- _Challenge_
Your answer should be a single number: how many lines in the data below hold the string "CLOSE".

- _Dataset records_
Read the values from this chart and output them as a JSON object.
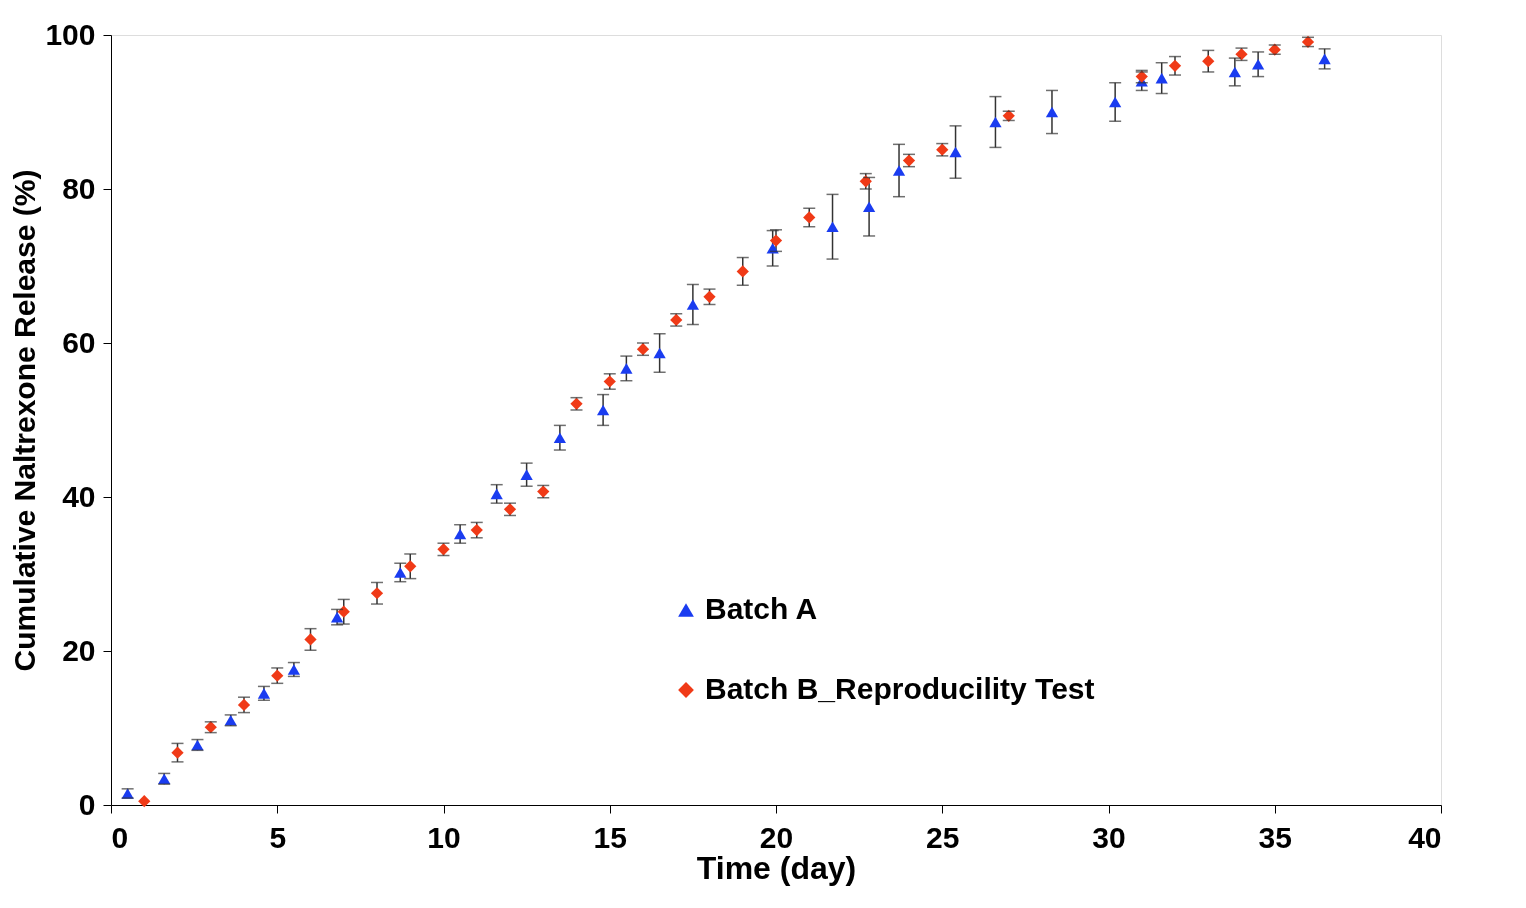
{
  "chart_data": {
    "type": "scatter",
    "xlabel": "Time (day)",
    "ylabel": "Cumulative Naltrexone Release (%)",
    "xlim": [
      0,
      40
    ],
    "xticks": [
      0,
      5,
      10,
      15,
      20,
      25,
      30,
      35,
      40
    ],
    "ylim": [
      0,
      100
    ],
    "yticks": [
      0,
      20,
      40,
      60,
      80,
      100
    ],
    "grid": false,
    "legend": "bottom right",
    "series": [
      {
        "name": "Batch A",
        "color": "#1a3cf0",
        "marker": "triangle",
        "x": [
          0.5,
          1.6,
          2.6,
          3.6,
          4.6,
          5.5,
          6.8,
          8.7,
          10.5,
          11.6,
          12.5,
          13.5,
          14.8,
          15.5,
          16.5,
          17.5,
          19.9,
          21.7,
          22.8,
          23.7,
          25.4,
          26.6,
          28.3,
          30.2,
          31,
          31.6,
          33.8,
          34.5,
          36.5
        ],
        "values": [
          1.5,
          3.4,
          7.8,
          11,
          14.5,
          17.6,
          24.4,
          30.2,
          35.2,
          40.4,
          42.9,
          47.7,
          51.3,
          56.7,
          58.7,
          65,
          72.3,
          75.1,
          77.7,
          82.4,
          84.8,
          88.7,
          90,
          91.3,
          94,
          94.4,
          95.2,
          96.2,
          96.9
        ],
        "errors": [
          0.6,
          0.7,
          0.7,
          0.7,
          0.9,
          0.9,
          1,
          1.2,
          1.2,
          1.2,
          1.5,
          1.6,
          2,
          1.6,
          2.5,
          2.6,
          2.3,
          4.2,
          3.8,
          3.4,
          3.4,
          3.3,
          2.8,
          2.5,
          1.2,
          2,
          1.8,
          1.6,
          1.3
        ]
      },
      {
        "name": "Batch B_Reproducility Test",
        "color": "#f03a17",
        "marker": "diamond",
        "x": [
          1,
          2,
          3,
          4,
          5,
          6,
          7,
          8,
          9,
          10,
          11,
          12,
          13,
          14,
          15,
          16,
          17,
          18,
          19,
          20,
          21,
          22.7,
          24,
          25,
          27,
          31,
          32,
          33,
          34,
          35,
          36
        ],
        "values": [
          0.5,
          6.8,
          10.1,
          13,
          16.8,
          21.5,
          25.1,
          27.5,
          31,
          33.2,
          35.7,
          38.4,
          40.7,
          52.1,
          55,
          59.2,
          63,
          66,
          69.3,
          73.3,
          76.3,
          81,
          83.7,
          85.1,
          89.5,
          94.6,
          96,
          96.6,
          97.5,
          98.1,
          99.1
        ],
        "errors": [
          null,
          1.2,
          0.7,
          1,
          1,
          1.4,
          1.6,
          1.4,
          1.6,
          0.8,
          1,
          0.8,
          0.8,
          0.8,
          1,
          0.8,
          0.8,
          1,
          1.8,
          1.4,
          1.2,
          1,
          0.8,
          0.8,
          0.6,
          0.8,
          1.2,
          1.4,
          0.8,
          0.6,
          0.6
        ]
      }
    ]
  }
}
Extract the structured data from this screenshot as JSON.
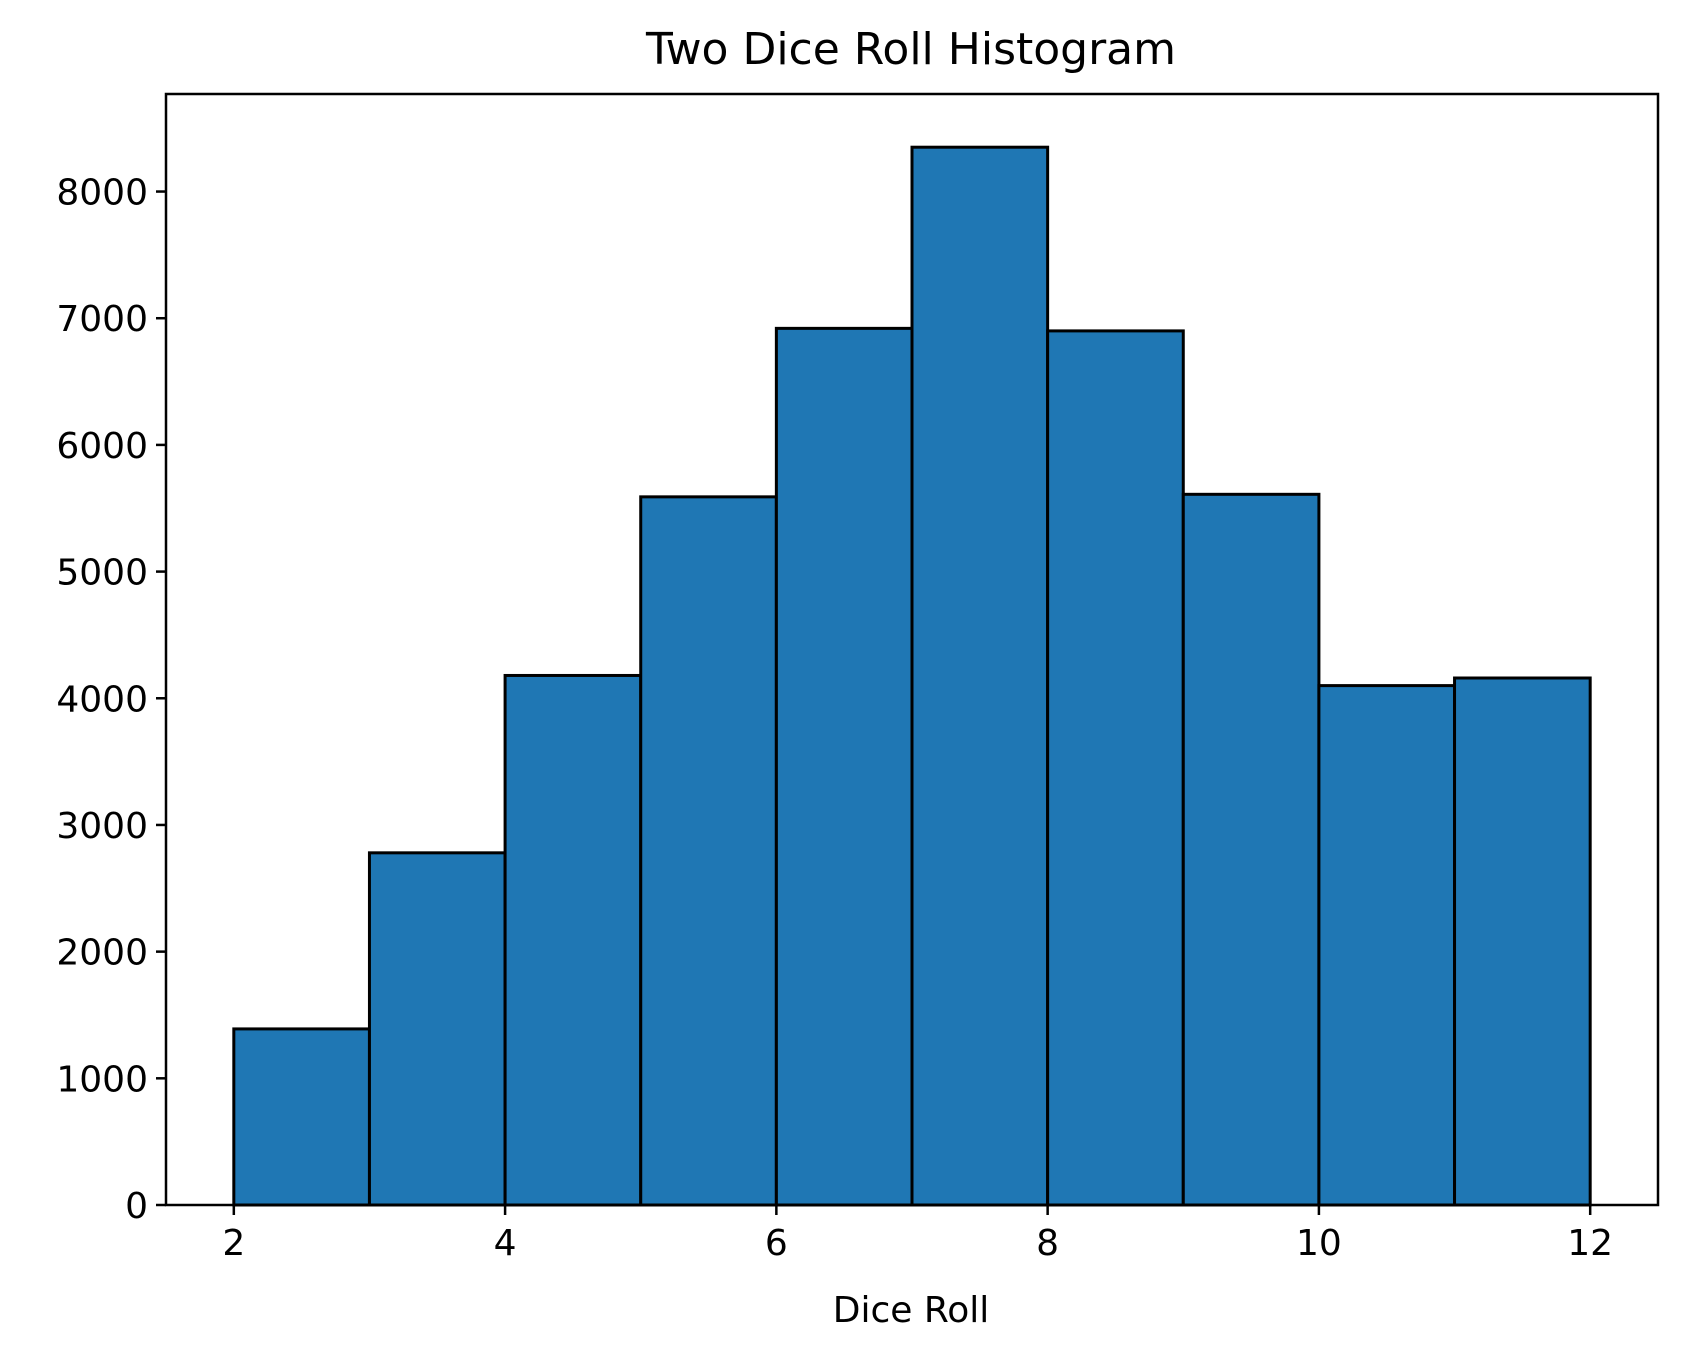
{
  "chart_data": {
    "type": "bar",
    "title": "Two Dice Roll Histogram",
    "xlabel": "Dice Roll",
    "ylabel": "",
    "bins": [
      {
        "x0": 2,
        "x1": 3,
        "count": 1390
      },
      {
        "x0": 3,
        "x1": 4,
        "count": 2780
      },
      {
        "x0": 4,
        "x1": 5,
        "count": 4180
      },
      {
        "x0": 5,
        "x1": 6,
        "count": 5590
      },
      {
        "x0": 6,
        "x1": 7,
        "count": 6920
      },
      {
        "x0": 7,
        "x1": 8,
        "count": 8350
      },
      {
        "x0": 8,
        "x1": 9,
        "count": 6900
      },
      {
        "x0": 9,
        "x1": 10,
        "count": 5610
      },
      {
        "x0": 10,
        "x1": 11,
        "count": 4100
      },
      {
        "x0": 11,
        "x1": 12,
        "count": 4160
      }
    ],
    "xlim": [
      1.5,
      12.5
    ],
    "ylim": [
      0,
      8770
    ],
    "xticks": [
      2,
      4,
      6,
      8,
      10,
      12
    ],
    "yticks": [
      0,
      1000,
      2000,
      3000,
      4000,
      5000,
      6000,
      7000,
      8000
    ],
    "bar_color": "#1f77b4",
    "edge_color": "#000000",
    "grid": false,
    "legend": false
  }
}
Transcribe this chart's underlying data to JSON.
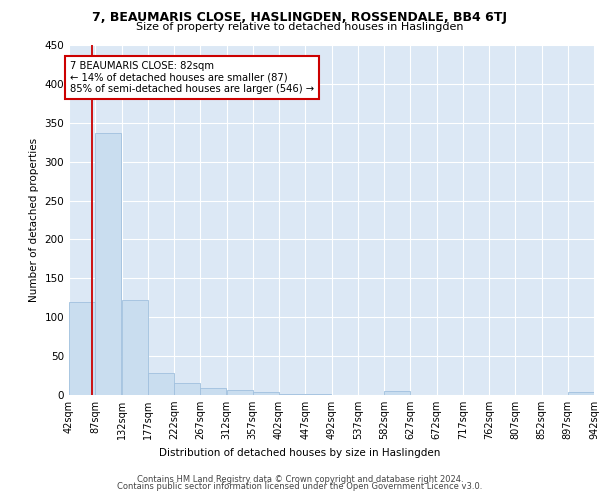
{
  "title": "7, BEAUMARIS CLOSE, HASLINGDEN, ROSSENDALE, BB4 6TJ",
  "subtitle": "Size of property relative to detached houses in Haslingden",
  "xlabel": "Distribution of detached houses by size in Haslingden",
  "ylabel": "Number of detached properties",
  "bar_color": "#c9ddef",
  "bar_edge_color": "#a0c0de",
  "bg_color": "#dce8f5",
  "grid_color": "#ffffff",
  "annotation_text": "7 BEAUMARIS CLOSE: 82sqm\n← 14% of detached houses are smaller (87)\n85% of semi-detached houses are larger (546) →",
  "property_line_x": 82,
  "bin_edges": [
    42,
    87,
    132,
    177,
    222,
    267,
    312,
    357,
    402,
    447,
    492,
    537,
    582,
    627,
    672,
    717,
    762,
    807,
    852,
    897,
    942
  ],
  "bar_heights": [
    120,
    337,
    122,
    28,
    15,
    9,
    6,
    4,
    1,
    1,
    0,
    0,
    5,
    0,
    0,
    0,
    0,
    0,
    0,
    4
  ],
  "ylim": [
    0,
    450
  ],
  "yticks": [
    0,
    50,
    100,
    150,
    200,
    250,
    300,
    350,
    400,
    450
  ],
  "footer_line1": "Contains HM Land Registry data © Crown copyright and database right 2024.",
  "footer_line2": "Contains public sector information licensed under the Open Government Licence v3.0."
}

- _Reply_
2